─── TASK DATA ───

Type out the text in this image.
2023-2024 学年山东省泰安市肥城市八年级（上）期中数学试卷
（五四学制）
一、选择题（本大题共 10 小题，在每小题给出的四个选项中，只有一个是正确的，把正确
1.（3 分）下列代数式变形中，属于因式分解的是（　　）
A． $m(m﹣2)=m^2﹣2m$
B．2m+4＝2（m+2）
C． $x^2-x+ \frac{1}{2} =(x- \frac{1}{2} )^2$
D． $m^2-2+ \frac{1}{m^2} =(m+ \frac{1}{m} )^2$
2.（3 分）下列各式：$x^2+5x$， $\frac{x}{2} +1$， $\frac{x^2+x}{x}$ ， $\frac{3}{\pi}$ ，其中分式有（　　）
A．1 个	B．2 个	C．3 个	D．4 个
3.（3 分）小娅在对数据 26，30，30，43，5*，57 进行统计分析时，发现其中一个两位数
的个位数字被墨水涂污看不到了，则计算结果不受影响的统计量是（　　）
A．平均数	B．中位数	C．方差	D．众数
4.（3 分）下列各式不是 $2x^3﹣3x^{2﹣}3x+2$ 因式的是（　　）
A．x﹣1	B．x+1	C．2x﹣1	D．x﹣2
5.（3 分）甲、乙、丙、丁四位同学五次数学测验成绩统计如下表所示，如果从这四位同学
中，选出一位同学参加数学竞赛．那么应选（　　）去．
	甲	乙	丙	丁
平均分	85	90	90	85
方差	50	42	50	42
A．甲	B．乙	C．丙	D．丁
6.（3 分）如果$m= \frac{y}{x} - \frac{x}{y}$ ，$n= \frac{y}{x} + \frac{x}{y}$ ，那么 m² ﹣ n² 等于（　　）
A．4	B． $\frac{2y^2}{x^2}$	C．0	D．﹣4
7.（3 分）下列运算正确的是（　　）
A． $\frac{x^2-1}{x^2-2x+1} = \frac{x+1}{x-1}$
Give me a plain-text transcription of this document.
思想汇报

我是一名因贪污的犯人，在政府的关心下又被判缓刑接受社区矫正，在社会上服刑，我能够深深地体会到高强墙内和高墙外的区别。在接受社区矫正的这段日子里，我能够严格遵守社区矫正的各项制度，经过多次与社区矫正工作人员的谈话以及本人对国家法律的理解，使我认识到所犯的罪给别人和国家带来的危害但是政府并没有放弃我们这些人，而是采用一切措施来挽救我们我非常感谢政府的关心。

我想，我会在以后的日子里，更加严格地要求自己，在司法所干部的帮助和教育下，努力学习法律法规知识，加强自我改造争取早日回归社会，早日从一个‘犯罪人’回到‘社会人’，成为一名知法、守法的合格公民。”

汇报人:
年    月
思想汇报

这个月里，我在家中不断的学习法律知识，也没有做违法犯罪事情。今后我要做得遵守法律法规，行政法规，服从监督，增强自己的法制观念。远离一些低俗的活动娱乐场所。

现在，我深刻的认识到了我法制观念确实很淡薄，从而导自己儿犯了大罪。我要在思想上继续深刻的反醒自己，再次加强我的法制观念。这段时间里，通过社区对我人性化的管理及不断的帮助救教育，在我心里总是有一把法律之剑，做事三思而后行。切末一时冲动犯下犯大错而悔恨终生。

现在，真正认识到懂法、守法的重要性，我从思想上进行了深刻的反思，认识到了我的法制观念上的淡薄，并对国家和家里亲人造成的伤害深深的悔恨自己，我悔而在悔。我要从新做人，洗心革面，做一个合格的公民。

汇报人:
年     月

───

→ STATED GOAL: Output the records exactly, including every line.

→ SOLVED PROBLEM:
Type out the text in this image.
2023-2024 学年山东省泰安市肥城市八年级（上）期中数学试卷
（五四学制）
一、选择题（本大题共 10 小题，在每小题给出的四个选项中，只有一个是正确的，把正确
1.（3 分）下列代数式变形中，属于因式分解的是（　　）
A． $m(m﹣2)=m^2﹣2m$
B．2m+4＝2（m+2）
C． $x^2-x+ \frac{1}{2} =(x- \frac{1}{2} )^2$
D． $m^2-2+ \frac{1}{m^2} =(m+ \frac{1}{m} )^2$
2.（3 分）下列各式：$x^2+5x$， $\frac{x}{2} +1$， $\frac{x^2+x}{x}$ ， $\frac{3}{\pi}$ ，其中分式有（　　）
A．1 个	B．2 个	C．3 个	D．4 个
3.（3 分）小娅在对数据 26，30，30，43，5*，57 进行统计分析时，发现其中一个两位数
的个位数字被墨水涂污看不到了，则计算结果不受影响的统计量是（　　）
A．平均数	B．中位数	C．方差	D．众数
4.（3 分）下列各式不是 $2x^3﹣3x^{2﹣}3x+2$ 因式的是（　　）
A．x﹣1	B．x+1	C．2x﹣1	D．x﹣2
5.（3 分）甲、乙、丙、丁四位同学五次数学测验成绩统计如下表所示，如果从这四位同学
中，选出一位同学参加数学竞赛．那么应选（　　）去．
	甲	乙	丙	丁
平均分	85	90	90	85
方差	50	42	50	42
A．甲	B．乙	C．丙	D．丁
6.（3 分）如果$m= \frac{y}{x} - \frac{x}{y}$ ，$n= \frac{y}{x} + \frac{x}{y}$ ，那么 m² ﹣ n² 等于（　　）
A．4	B． $\frac{2y^2}{x^2}$	C．0	D．﹣4
7.（3 分）下列运算正确的是（　　）
A． $\frac{x^2-1}{x^2-2x+1} = \frac{x+1}{x-1}$
Give me a plain-text transcription of this document.
思想汇报

我是一名因贪污的犯人，在政府的关心下又被判缓刑接受社区矫正，在社会上服刑，我能够深深地体会到高强墙内和高墙外的区别。在接受社区矫正的这段日子里，我能够严格遵守社区矫正的各项制度，经过多次与社区矫正工作人员的谈话以及本人对国家法律的理解，使我认识到所犯的罪给别人和国家带来的危害但是政府并没有放弃我们这些人，而是采用一切措施来挽救我们我非常感谢政府的关心。

我想，我会在以后的日子里，更加严格地要求自己，在司法所干部的帮助和教育下，努力学习法律法规知识，加强自我改造争取早日回归社会，早日从一个‘犯罪人’回到‘社会人’，成为一名知法、守法的合格公民。”

汇报人:
年    月
思想汇报

这个月里，我在家中不断的学习法律知识，也没有做违法犯罪事情。今后我要做得遵守法律法规，行政法规，服从监督，增强自己的法制观念。远离一些低俗的活动娱乐场所。

现在，我深刻的认识到了我法制观念确实很淡薄，从而导自己儿犯了大罪。我要在思想上继续深刻的反醒自己，再次加强我的法制观念。这段时间里，通过社区对我人性化的管理及不断的帮助救教育，在我心里总是有一把法律之剑，做事三思而后行。切末一时冲动犯下犯大错而悔恨终生。

现在，真正认识到懂法、守法的重要性，我从思想上进行了深刻的反思，认识到了我的法制观念上的淡薄，并对国家和家里亲人造成的伤害深深的悔恨自己，我悔而在悔。我要从新做人，洗心革面，做一个合格的公民。

汇报人:
年     月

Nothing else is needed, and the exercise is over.